◆ **THE EXERCISE**: Extract each line holding the word "панів" from the entries.
━━━━━━━━━━━━━━━━
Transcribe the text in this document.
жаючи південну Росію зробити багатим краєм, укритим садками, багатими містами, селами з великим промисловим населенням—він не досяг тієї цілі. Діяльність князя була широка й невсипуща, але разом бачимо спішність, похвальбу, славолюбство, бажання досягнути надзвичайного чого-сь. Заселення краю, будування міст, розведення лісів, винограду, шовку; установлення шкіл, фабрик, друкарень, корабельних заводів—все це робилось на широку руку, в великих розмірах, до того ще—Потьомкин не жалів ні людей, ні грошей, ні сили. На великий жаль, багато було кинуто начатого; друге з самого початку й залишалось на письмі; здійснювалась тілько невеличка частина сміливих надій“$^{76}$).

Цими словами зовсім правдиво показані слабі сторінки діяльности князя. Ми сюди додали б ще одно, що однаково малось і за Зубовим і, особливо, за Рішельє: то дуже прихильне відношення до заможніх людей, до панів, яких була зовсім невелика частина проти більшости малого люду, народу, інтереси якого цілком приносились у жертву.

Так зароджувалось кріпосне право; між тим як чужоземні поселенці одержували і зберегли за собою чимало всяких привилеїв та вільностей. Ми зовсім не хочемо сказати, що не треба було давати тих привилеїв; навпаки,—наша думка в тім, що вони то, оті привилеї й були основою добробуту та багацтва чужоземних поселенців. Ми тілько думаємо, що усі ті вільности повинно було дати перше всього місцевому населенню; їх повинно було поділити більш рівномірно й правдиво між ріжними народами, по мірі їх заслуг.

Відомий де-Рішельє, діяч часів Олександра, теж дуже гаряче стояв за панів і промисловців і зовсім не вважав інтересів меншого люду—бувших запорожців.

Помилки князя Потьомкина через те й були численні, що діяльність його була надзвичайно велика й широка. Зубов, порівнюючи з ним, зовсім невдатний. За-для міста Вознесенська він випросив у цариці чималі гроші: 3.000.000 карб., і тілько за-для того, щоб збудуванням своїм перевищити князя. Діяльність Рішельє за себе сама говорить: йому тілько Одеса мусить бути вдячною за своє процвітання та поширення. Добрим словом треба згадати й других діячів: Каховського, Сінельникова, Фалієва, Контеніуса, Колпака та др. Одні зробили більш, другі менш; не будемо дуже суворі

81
━━━━━━━━━━━━━━━━
◆ **RESPONSE TO THIS EXERCISE**:
Цими словами зовсім правдиво показані слабі сторінки діяльности князя. Ми сюди додали б ще одно, що однаково малось і за Зубовим і, особливо, за Рішельє: то дуже прихильне відношення до заможніх людей, до панів, яких була зовсім невелика частина проти більшости малого люду, народу, інтереси якого цілком приносились у жертву.
Відомий де-Рішельє, діяч часів Олександра, теж дуже гаряче стояв за панів і промисловців і зовсім не вважав інтересів меншого люду—бувших запорожців.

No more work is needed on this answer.